WORK TO DO >>
Rewrite the items from the first line through the line that contains "material-settings[interactable]: ⚙ ↕", inclusive, swapping "All Material" for "All Materials" and leaving everything else as it is.

EXERCISE DATA >>
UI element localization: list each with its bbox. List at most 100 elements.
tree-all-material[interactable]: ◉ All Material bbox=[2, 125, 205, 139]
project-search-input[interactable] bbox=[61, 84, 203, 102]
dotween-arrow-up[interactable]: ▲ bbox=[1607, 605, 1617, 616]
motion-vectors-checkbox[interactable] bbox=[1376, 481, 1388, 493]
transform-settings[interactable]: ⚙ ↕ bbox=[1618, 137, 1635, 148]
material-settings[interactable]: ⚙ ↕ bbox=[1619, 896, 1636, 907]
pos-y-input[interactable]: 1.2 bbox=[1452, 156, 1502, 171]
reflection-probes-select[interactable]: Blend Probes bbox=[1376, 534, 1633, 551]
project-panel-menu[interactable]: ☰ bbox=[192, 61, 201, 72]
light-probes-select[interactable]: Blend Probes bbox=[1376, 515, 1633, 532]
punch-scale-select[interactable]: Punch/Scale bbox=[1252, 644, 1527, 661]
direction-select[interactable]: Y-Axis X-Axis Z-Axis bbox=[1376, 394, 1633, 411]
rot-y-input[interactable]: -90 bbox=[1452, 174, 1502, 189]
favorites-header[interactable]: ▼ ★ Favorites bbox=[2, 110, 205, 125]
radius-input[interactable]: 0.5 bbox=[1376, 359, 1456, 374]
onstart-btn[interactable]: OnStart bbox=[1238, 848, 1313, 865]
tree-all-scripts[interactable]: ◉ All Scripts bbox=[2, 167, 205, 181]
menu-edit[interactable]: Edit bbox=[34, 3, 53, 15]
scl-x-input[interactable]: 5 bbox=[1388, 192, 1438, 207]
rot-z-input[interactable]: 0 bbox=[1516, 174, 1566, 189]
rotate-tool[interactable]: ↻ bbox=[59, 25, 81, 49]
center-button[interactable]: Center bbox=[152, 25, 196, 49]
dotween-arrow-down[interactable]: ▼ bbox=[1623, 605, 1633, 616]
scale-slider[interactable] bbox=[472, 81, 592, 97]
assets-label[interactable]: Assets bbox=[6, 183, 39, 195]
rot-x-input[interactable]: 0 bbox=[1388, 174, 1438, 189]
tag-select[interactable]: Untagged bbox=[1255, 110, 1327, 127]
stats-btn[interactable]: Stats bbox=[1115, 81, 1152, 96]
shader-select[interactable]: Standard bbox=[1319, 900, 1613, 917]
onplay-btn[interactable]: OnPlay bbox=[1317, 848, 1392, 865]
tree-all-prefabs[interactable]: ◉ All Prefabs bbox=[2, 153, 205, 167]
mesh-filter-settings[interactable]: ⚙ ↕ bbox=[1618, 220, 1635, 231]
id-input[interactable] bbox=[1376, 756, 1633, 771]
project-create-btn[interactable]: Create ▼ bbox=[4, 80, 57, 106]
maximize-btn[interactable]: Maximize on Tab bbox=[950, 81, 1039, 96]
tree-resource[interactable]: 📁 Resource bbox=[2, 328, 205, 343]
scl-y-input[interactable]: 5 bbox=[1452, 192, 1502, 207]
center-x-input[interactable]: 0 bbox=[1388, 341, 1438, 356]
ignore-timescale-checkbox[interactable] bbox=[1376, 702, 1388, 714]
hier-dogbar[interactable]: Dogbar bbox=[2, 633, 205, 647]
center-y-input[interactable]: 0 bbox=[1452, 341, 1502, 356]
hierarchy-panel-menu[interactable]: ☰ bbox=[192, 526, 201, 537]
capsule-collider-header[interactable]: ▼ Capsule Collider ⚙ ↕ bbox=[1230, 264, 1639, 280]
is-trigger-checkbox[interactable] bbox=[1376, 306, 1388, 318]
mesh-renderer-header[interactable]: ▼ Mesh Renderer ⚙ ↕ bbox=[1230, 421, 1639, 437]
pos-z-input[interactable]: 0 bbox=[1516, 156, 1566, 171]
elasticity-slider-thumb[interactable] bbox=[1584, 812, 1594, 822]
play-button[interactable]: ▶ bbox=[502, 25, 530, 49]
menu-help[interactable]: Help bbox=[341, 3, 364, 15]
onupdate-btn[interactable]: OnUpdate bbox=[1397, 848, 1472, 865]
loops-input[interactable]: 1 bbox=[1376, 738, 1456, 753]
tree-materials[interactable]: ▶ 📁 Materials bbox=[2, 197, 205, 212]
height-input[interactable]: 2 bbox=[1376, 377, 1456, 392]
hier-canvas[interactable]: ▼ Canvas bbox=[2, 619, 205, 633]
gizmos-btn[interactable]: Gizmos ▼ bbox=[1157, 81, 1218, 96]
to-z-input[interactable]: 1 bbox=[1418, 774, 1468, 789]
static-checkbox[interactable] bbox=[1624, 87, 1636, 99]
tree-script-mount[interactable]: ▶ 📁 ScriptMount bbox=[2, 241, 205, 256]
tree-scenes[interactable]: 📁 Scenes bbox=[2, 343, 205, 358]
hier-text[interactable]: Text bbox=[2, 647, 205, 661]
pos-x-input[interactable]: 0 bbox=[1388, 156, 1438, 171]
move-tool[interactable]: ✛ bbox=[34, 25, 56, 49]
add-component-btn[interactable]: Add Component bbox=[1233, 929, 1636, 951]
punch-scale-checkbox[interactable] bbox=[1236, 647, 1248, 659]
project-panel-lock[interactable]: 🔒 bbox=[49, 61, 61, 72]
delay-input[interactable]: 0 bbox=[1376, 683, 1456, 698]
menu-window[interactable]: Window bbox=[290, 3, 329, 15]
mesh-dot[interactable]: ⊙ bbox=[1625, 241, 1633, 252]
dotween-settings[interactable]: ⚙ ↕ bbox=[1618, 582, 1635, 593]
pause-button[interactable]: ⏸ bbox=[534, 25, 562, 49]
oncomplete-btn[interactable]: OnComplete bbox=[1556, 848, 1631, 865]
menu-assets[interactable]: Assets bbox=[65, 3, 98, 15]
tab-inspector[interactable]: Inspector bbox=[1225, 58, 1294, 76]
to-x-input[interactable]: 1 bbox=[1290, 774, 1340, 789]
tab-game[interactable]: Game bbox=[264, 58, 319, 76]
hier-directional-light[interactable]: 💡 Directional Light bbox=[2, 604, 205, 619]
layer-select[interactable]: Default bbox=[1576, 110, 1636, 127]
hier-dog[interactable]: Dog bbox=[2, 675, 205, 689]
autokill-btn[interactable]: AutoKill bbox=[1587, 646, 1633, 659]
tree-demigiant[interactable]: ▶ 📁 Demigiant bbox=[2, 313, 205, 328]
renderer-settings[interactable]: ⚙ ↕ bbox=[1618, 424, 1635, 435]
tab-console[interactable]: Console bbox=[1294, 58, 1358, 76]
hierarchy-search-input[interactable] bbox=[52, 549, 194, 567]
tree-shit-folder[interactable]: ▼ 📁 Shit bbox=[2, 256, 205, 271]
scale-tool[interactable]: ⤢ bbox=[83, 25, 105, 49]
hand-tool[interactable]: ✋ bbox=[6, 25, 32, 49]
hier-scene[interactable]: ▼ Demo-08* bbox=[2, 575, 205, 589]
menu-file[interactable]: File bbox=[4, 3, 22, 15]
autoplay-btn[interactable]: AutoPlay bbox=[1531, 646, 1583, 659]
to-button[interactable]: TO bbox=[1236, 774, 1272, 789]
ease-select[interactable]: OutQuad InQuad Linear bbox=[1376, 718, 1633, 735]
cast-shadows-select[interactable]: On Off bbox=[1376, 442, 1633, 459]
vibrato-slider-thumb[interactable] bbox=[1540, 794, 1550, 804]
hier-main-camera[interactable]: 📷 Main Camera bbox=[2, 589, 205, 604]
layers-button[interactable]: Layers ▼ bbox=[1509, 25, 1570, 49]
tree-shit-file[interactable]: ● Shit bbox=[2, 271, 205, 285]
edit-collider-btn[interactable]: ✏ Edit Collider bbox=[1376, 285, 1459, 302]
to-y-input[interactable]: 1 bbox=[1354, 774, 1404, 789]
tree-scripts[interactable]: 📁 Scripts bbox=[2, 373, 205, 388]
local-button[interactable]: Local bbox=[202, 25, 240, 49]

TASK OUTPUT >>
UI element localization: list each with its bbox. List at most 100 elements.
tree-all-material[interactable]: ◉ All Materials bbox=[2, 125, 205, 139]
project-search-input[interactable] bbox=[61, 84, 203, 102]
dotween-arrow-up[interactable]: ▲ bbox=[1607, 605, 1617, 616]
motion-vectors-checkbox[interactable] bbox=[1376, 481, 1388, 493]
transform-settings[interactable]: ⚙ ↕ bbox=[1618, 137, 1635, 148]
material-settings[interactable]: ⚙ ↕ bbox=[1619, 896, 1636, 907]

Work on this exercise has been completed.